[Stored entries]
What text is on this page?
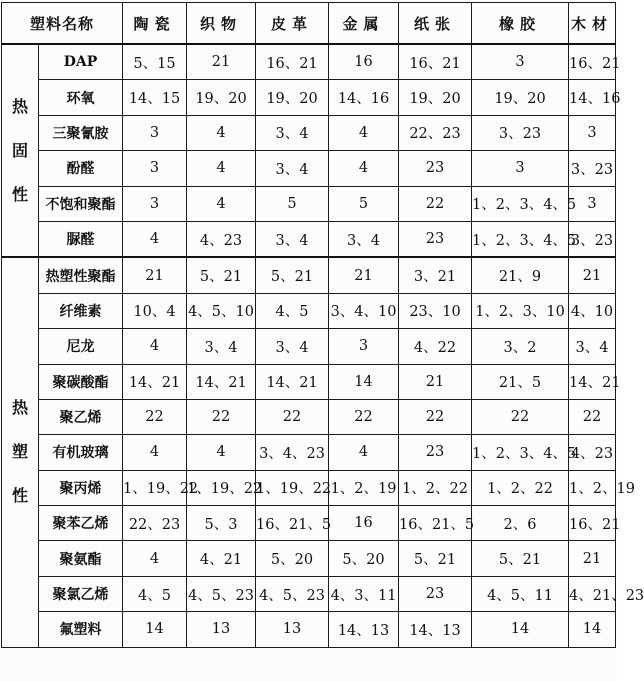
塑料名称		陶瓷	织物	皮革	金属	纸张	橡胶	木材

热
固
性	DAP	5、15	21	16、21	16	16、21	3	16、21
	环氧	14、15	19、20	19、20	14、16	19、20	19、20	14、16
	三聚氰胺	3	4	3、4	4	22、23	3、23	3
	酚醛	3	4	3、4	4	23	3	3、23
	不饱和聚酯	3	4	5	5	22	1、2、3、4、5	3
	脲醛	4	4、23	3、4	3、4	23	1、2、3、4、5	3、23

热
塑
性	热塑性聚酯	21	5、21	5、21	21	3、21	21、9	21
	纤维素	10、4	4、5、10	4、5	3、4、10	23、10	1、2、3、10	4、10
	尼龙	4	3、4	3、4	3	4、22	3、2	3、4
	聚碳酸酯	14、21	14、21	14、21	14	21	21、5	14、21
	聚乙烯	22	22	22	22	22	22	22
	有机玻璃	4	4	3、4、23	4	23	1、2、3、4、5	4、23
	聚丙烯	1、19、22	1、19、22	1、19、22	1、2、19	1、2、22	1、2、22	1、2、19
	聚苯乙烯	22、23	5、3	16、21、5	16	16、21、5	2、6	16、21
	聚氨酯	4	4、21	5、20	5、20	5、21	5、21	21
	聚氯乙烯	4、5	4、5、23	4、5、23	4、3、11	23	4、5、11	4、21、23
	氟塑料	14	13	13	14、13	14、13	14	14
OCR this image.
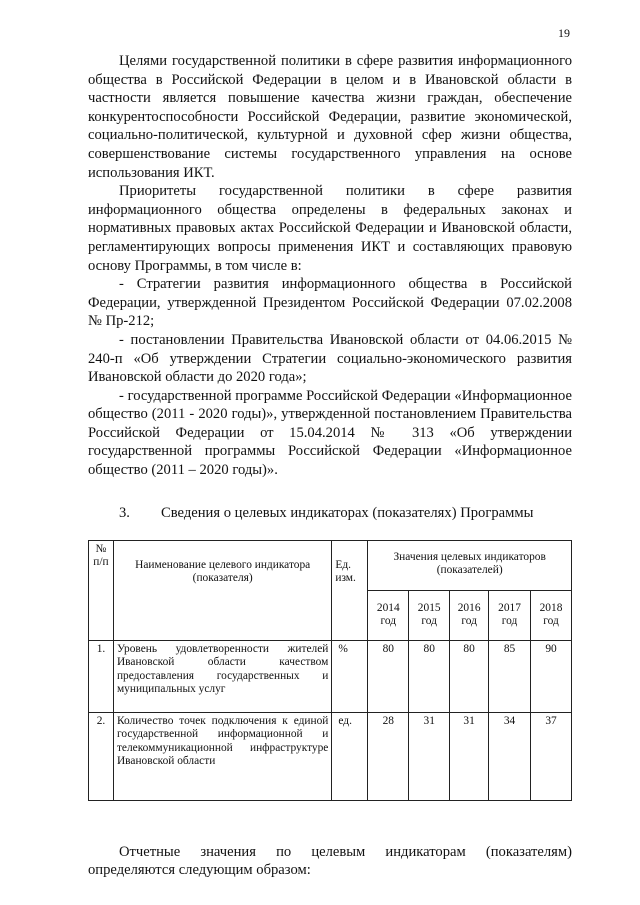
19

Целями государственной политики в сфере развития информационного общества в Российской Федерации в целом и в Ивановской области в частности является повышение качества жизни граждан, обеспечение конкурентоспособности Российской Федерации, развитие экономической, социально-политической, культурной и духовной сфер жизни общества, совершенствование системы государственного управления на основе использования ИКТ.

Приоритеты государственной политики в сфере развития информационного общества определены в федеральных законах и нормативных правовых актах Российской Федерации и Ивановской области, регламентирующих вопросы применения ИКТ и составляющих правовую основу Программы, в том числе в:

- Стратегии развития информационного общества в Российской Федерации, утвержденной Президентом Российской Федерации 07.02.2008 № Пр-212;

- постановлении Правительства Ивановской области от 04.06.2015 № 240-п «Об утверждении Стратегии социально-экономического развития Ивановской области до 2020 года»;

- государственной программе Российской Федерации «Информационное общество (2011 - 2020 годы)», утвержденной постановлением Правительства Российской Федерации от 15.04.2014 № 313 «Об утверждении государственной программы Российской Федерации «Информационное общество (2011 – 2020 годы)».

3. Сведения о целевых индикаторах (показателях) Программы
№ п/п	Наименование целевого индикатора (показателя)	Ед. изм.	Значения целевых индикаторов (показателей)				
			2014 год	2015 год	2016 год	2017 год	2018 год
1.	Уровень удовлетворенности жителей Ивановской области качеством предоставления государственных и муниципальных услуг	%	80	80	80	85	90
2.	Количество точек подключения к единой государственной информационной и телекоммуникационной инфраструктуре Ивановской области	ед.	28	31	31	34	37

Отчетные значения по целевым индикаторам (показателям) определяются следующим образом:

* INSTRUCTIONS TO FOLLOW:
Restate each entry word for word, please, but drop any images it holds.

* EXPECTED ANSWER:
What text is on this page?
塑料名称		陶瓷	织物	皮革	金属	纸张	橡胶	木材

热
固
性	DAP	5、15	21	16、21	16	16、21	3	16、21
	环氧	14、15	19、20	19、20	14、16	19、20	19、20	14、16
	三聚氰胺	3	4	3、4	4	22、23	3、23	3
	酚醛	3	4	3、4	4	23	3	3、23
	不饱和聚酯	3	4	5	5	22	1、2、3、4、5	3
	脲醛	4	4、23	3、4	3、4	23	1、2、3、4、5	3、23

热
塑
性	热塑性聚酯	21	5、21	5、21	21	3、21	21、9	21
	纤维素	10、4	4、5、10	4、5	3、4、10	23、10	1、2、3、10	4、10
	尼龙	4	3、4	3、4	3	4、22	3、2	3、4
	聚碳酸酯	14、21	14、21	14、21	14	21	21、5	14、21
	聚乙烯	22	22	22	22	22	22	22
	有机玻璃	4	4	3、4、23	4	23	1、2、3、4、5	4、23
	聚丙烯	1、19、22	1、19、22	1、19、22	1、2、19	1、2、22	1、2、22	1、2、19
	聚苯乙烯	22、23	5、3	16、21、5	16	16、21、5	2、6	16、21
	聚氨酯	4	4、21	5、20	5、20	5、21	5、21	21
	聚氯乙烯	4、5	4、5、23	4、5、23	4、3、11	23	4、5、11	4、21、23
	氟塑料	14	13	13	14、13	14、13	14	14
OCR this image.
19

Целями государственной политики в сфере развития информационного общества в Российской Федерации в целом и в Ивановской области в частности является повышение качества жизни граждан, обеспечение конкурентоспособности Российской Федерации, развитие экономической, социально-политической, культурной и духовной сфер жизни общества, совершенствование системы государственного управления на основе использования ИКТ.

Приоритеты государственной политики в сфере развития информационного общества определены в федеральных законах и нормативных правовых актах Российской Федерации и Ивановской области, регламентирующих вопросы применения ИКТ и составляющих правовую основу Программы, в том числе в:

- Стратегии развития информационного общества в Российской Федерации, утвержденной Президентом Российской Федерации 07.02.2008 № Пр-212;

- постановлении Правительства Ивановской области от 04.06.2015 № 240-п «Об утверждении Стратегии социально-экономического развития Ивановской области до 2020 года»;

- государственной программе Российской Федерации «Информационное общество (2011 - 2020 годы)», утвержденной постановлением Правительства Российской Федерации от 15.04.2014 № 313 «Об утверждении государственной программы Российской Федерации «Информационное общество (2011 – 2020 годы)».

3. Сведения о целевых индикаторах (показателях) Программы
№ п/п	Наименование целевого индикатора (показателя)	Ед. изм.	Значения целевых индикаторов (показателей)				
			2014 год	2015 год	2016 год	2017 год	2018 год
1.	Уровень удовлетворенности жителей Ивановской области качеством предоставления государственных и муниципальных услуг	%	80	80	80	85	90
2.	Количество точек подключения к единой государственной информационной и телекоммуникационной инфраструктуре Ивановской области	ед.	28	31	31	34	37

Отчетные значения по целевым индикаторам (показателям) определяются следующим образом:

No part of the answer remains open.